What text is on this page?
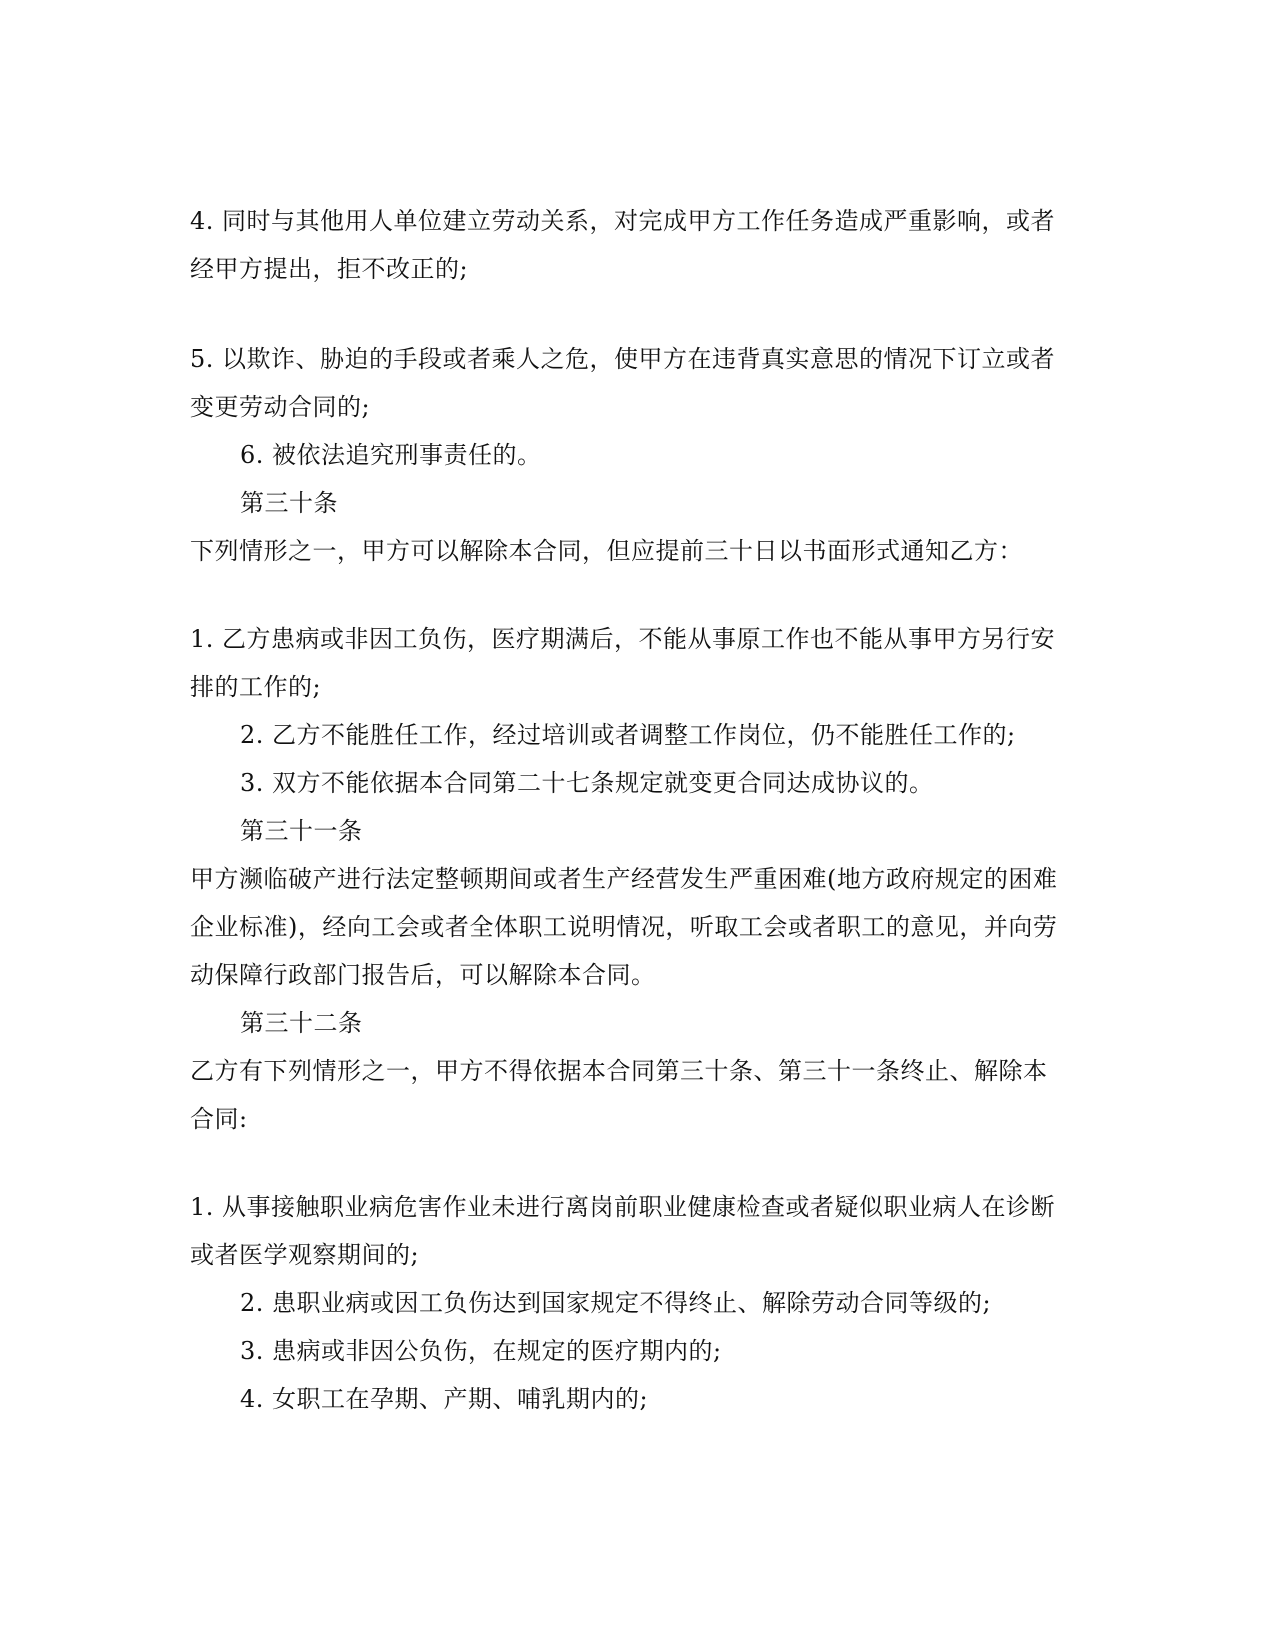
4. 同时与其他用人单位建立劳动关系，对完成甲方工作任务造成严重影响，或者
经甲方提出，拒不改正的;
5. 以欺诈、胁迫的手段或者乘人之危，使甲方在违背真实意思的情况下订立或者
变更劳动合同的;
6. 被依法追究刑事责任的。
第三十条
下列情形之一，甲方可以解除本合同，但应提前三十日以书面形式通知乙方：
1. 乙方患病或非因工负伤，医疗期满后，不能从事原工作也不能从事甲方另行安
排的工作的;
2. 乙方不能胜任工作，经过培训或者调整工作岗位，仍不能胜任工作的;
3. 双方不能依据本合同第二十七条规定就变更合同达成协议的。
第三十一条
甲方濒临破产进行法定整顿期间或者生产经营发生严重困难(地方政府规定的困难
企业标准)，经向工会或者全体职工说明情况，听取工会或者职工的意见，并向劳
动保障行政部门报告后，可以解除本合同。
第三十二条
乙方有下列情形之一，甲方不得依据本合同第三十条、第三十一条终止、解除本
合同:
1. 从事接触职业病危害作业未进行离岗前职业健康检查或者疑似职业病人在诊断
或者医学观察期间的;
2. 患职业病或因工负伤达到国家规定不得终止、解除劳动合同等级的;
3. 患病或非因公负伤，在规定的医疗期内的;
4. 女职工在孕期、产期、哺乳期内的;
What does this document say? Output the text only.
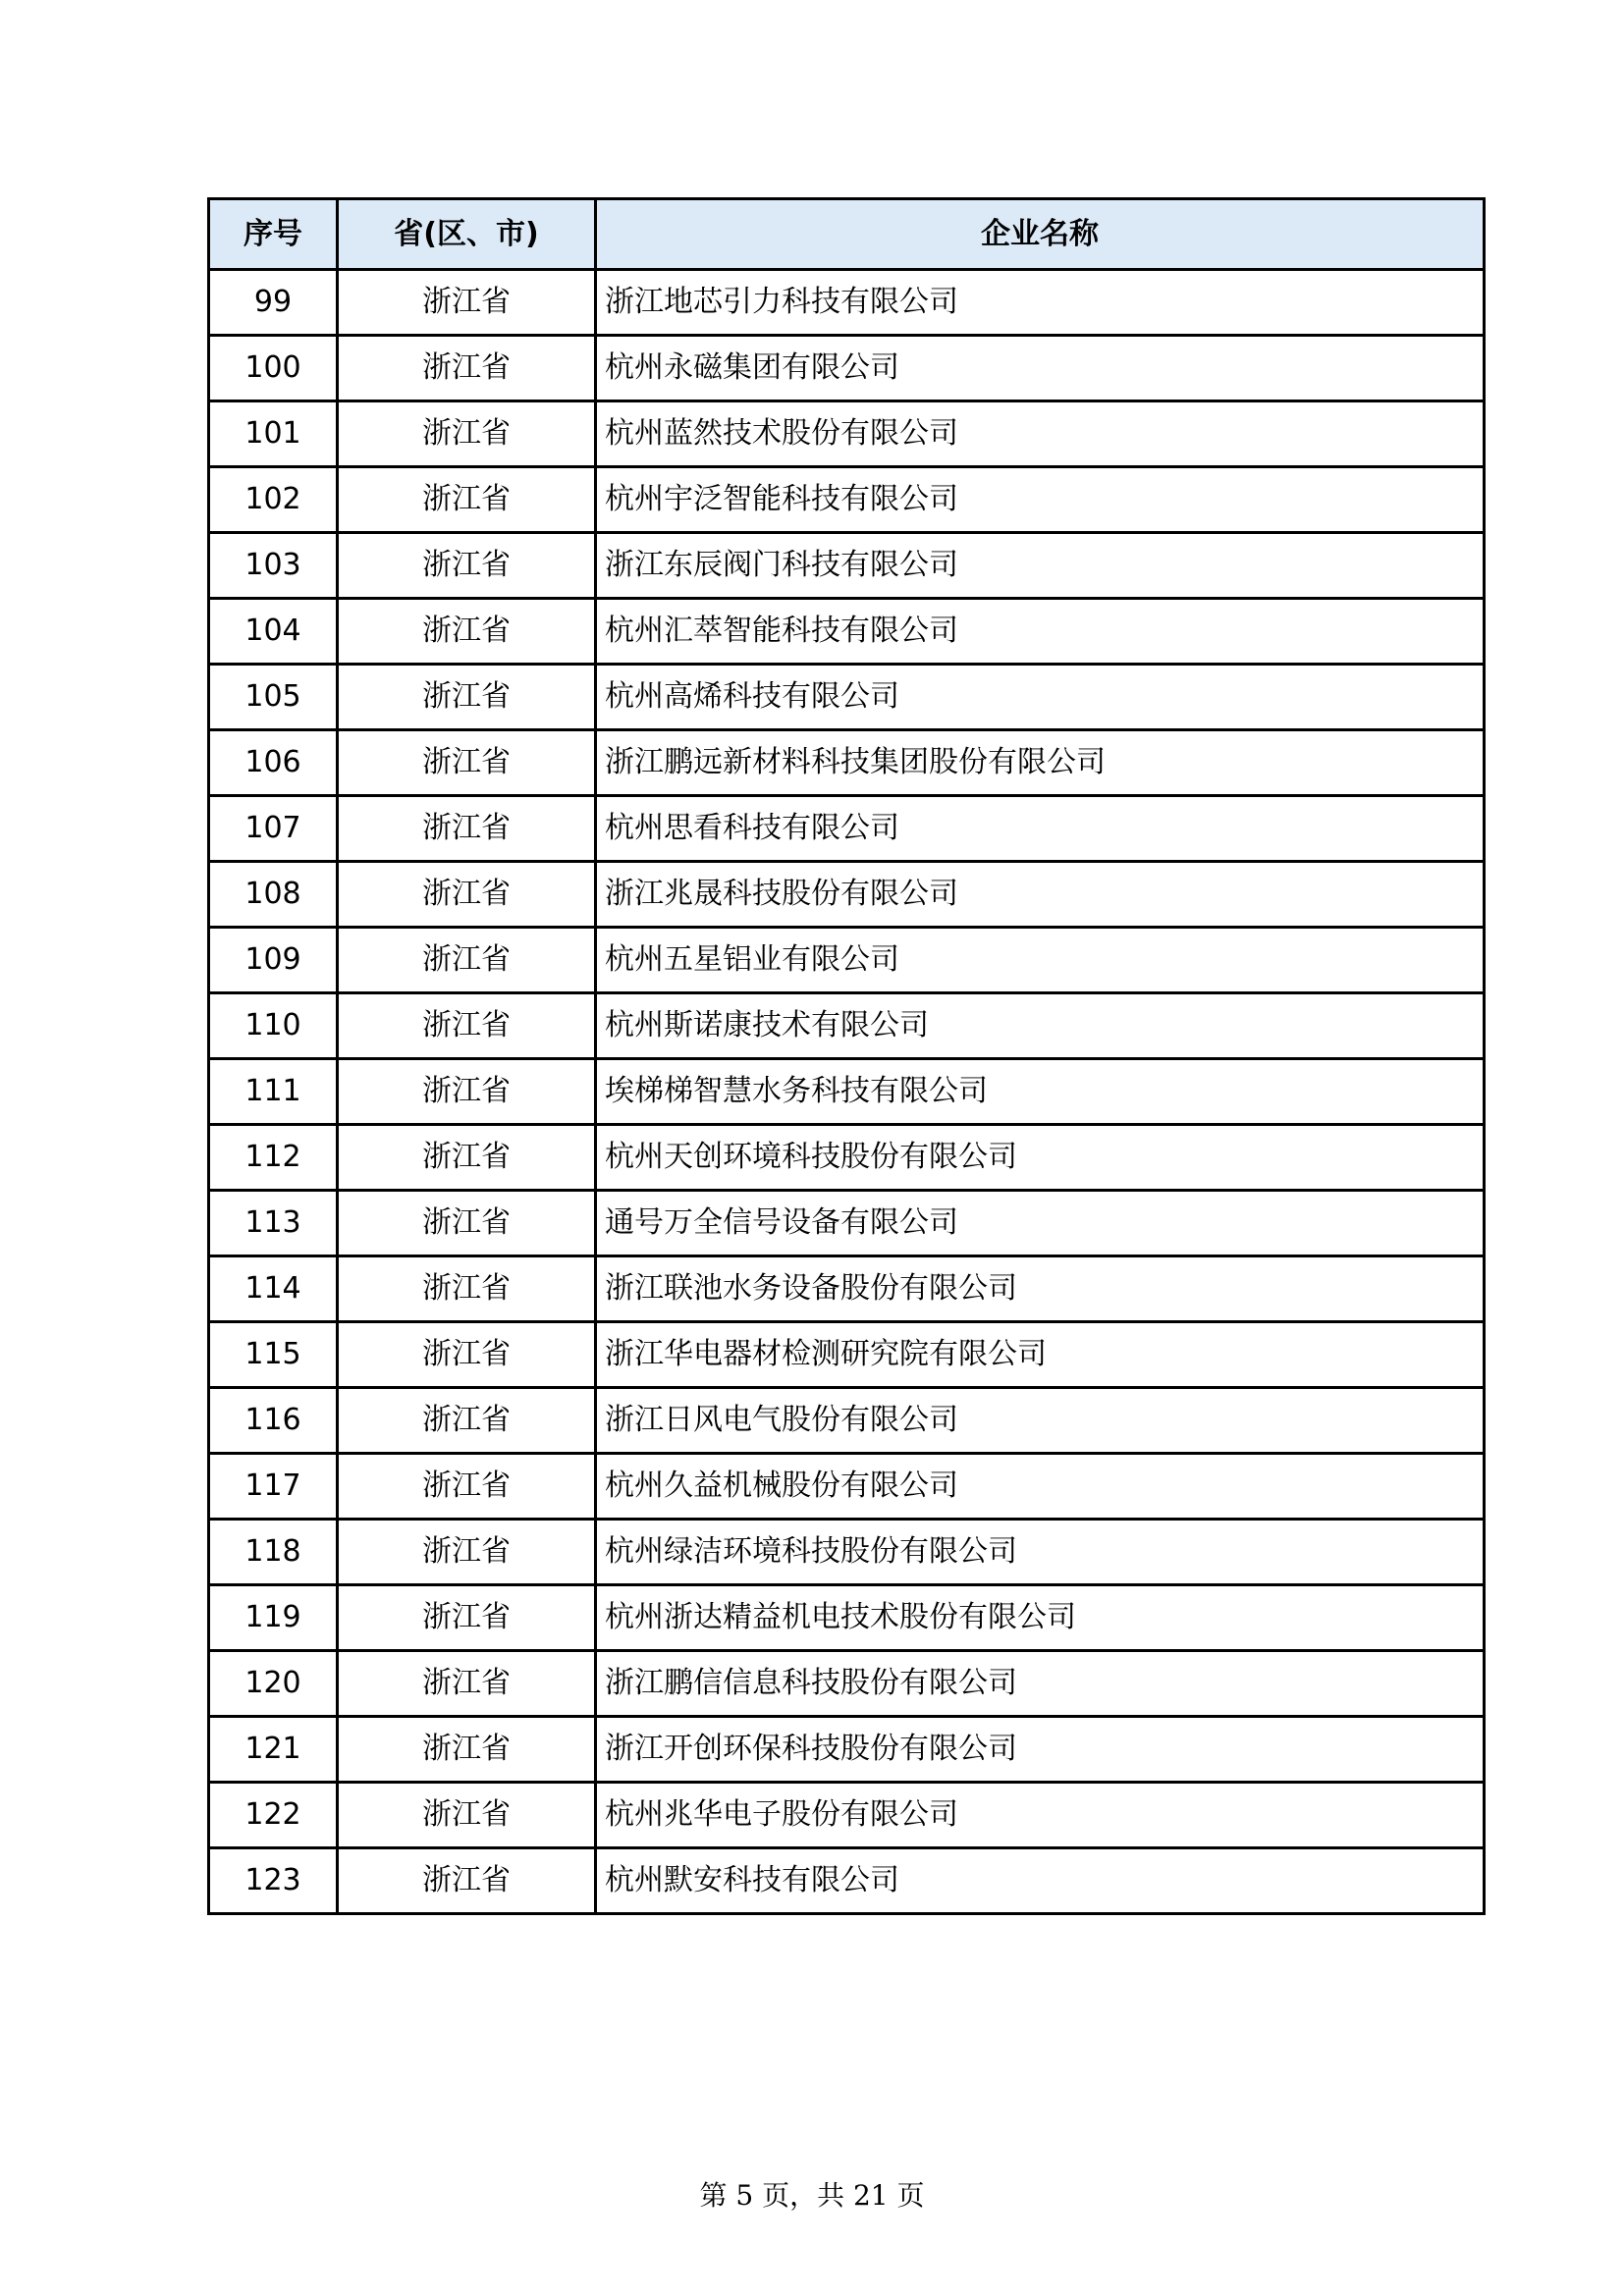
序号	省(区、市)	企业名称
99	浙江省	浙江地芯引力科技有限公司
100	浙江省	杭州永磁集团有限公司
101	浙江省	杭州蓝然技术股份有限公司
102	浙江省	杭州宇泛智能科技有限公司
103	浙江省	浙江东辰阀门科技有限公司
104	浙江省	杭州汇萃智能科技有限公司
105	浙江省	杭州高烯科技有限公司
106	浙江省	浙江鹏远新材料科技集团股份有限公司
107	浙江省	杭州思看科技有限公司
108	浙江省	浙江兆晟科技股份有限公司
109	浙江省	杭州五星铝业有限公司
110	浙江省	杭州斯诺康技术有限公司
111	浙江省	埃梯梯智慧水务科技有限公司
112	浙江省	杭州天创环境科技股份有限公司
113	浙江省	通号万全信号设备有限公司
114	浙江省	浙江联池水务设备股份有限公司
115	浙江省	浙江华电器材检测研究院有限公司
116	浙江省	浙江日风电气股份有限公司
117	浙江省	杭州久益机械股份有限公司
118	浙江省	杭州绿洁环境科技股份有限公司
119	浙江省	杭州浙达精益机电技术股份有限公司
120	浙江省	浙江鹏信信息科技股份有限公司
121	浙江省	浙江开创环保科技股份有限公司
122	浙江省	杭州兆华电子股份有限公司
123	浙江省	杭州默安科技有限公司
第 5 页，共 21 页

*-*-*

**What is required**
In the copy, include all records verbatim but no images.

**Completed exercise**
What text is on this page?
4. 同时与其他用人单位建立劳动关系，对完成甲方工作任务造成严重影响，或者
经甲方提出，拒不改正的;
5. 以欺诈、胁迫的手段或者乘人之危，使甲方在违背真实意思的情况下订立或者
变更劳动合同的;
6. 被依法追究刑事责任的。
第三十条
下列情形之一，甲方可以解除本合同，但应提前三十日以书面形式通知乙方：
1. 乙方患病或非因工负伤，医疗期满后，不能从事原工作也不能从事甲方另行安
排的工作的;
2. 乙方不能胜任工作，经过培训或者调整工作岗位，仍不能胜任工作的;
3. 双方不能依据本合同第二十七条规定就变更合同达成协议的。
第三十一条
甲方濒临破产进行法定整顿期间或者生产经营发生严重困难(地方政府规定的困难
企业标准)，经向工会或者全体职工说明情况，听取工会或者职工的意见，并向劳
动保障行政部门报告后，可以解除本合同。
第三十二条
乙方有下列情形之一，甲方不得依据本合同第三十条、第三十一条终止、解除本
合同:
1. 从事接触职业病危害作业未进行离岗前职业健康检查或者疑似职业病人在诊断
或者医学观察期间的;
2. 患职业病或因工负伤达到国家规定不得终止、解除劳动合同等级的;
3. 患病或非因公负伤，在规定的医疗期内的;
4. 女职工在孕期、产期、哺乳期内的;
What does this document say? Output the text only.
序号	省(区、市)	企业名称
99	浙江省	浙江地芯引力科技有限公司
100	浙江省	杭州永磁集团有限公司
101	浙江省	杭州蓝然技术股份有限公司
102	浙江省	杭州宇泛智能科技有限公司
103	浙江省	浙江东辰阀门科技有限公司
104	浙江省	杭州汇萃智能科技有限公司
105	浙江省	杭州高烯科技有限公司
106	浙江省	浙江鹏远新材料科技集团股份有限公司
107	浙江省	杭州思看科技有限公司
108	浙江省	浙江兆晟科技股份有限公司
109	浙江省	杭州五星铝业有限公司
110	浙江省	杭州斯诺康技术有限公司
111	浙江省	埃梯梯智慧水务科技有限公司
112	浙江省	杭州天创环境科技股份有限公司
113	浙江省	通号万全信号设备有限公司
114	浙江省	浙江联池水务设备股份有限公司
115	浙江省	浙江华电器材检测研究院有限公司
116	浙江省	浙江日风电气股份有限公司
117	浙江省	杭州久益机械股份有限公司
118	浙江省	杭州绿洁环境科技股份有限公司
119	浙江省	杭州浙达精益机电技术股份有限公司
120	浙江省	浙江鹏信信息科技股份有限公司
121	浙江省	浙江开创环保科技股份有限公司
122	浙江省	杭州兆华电子股份有限公司
123	浙江省	杭州默安科技有限公司
第 5 页，共 21 页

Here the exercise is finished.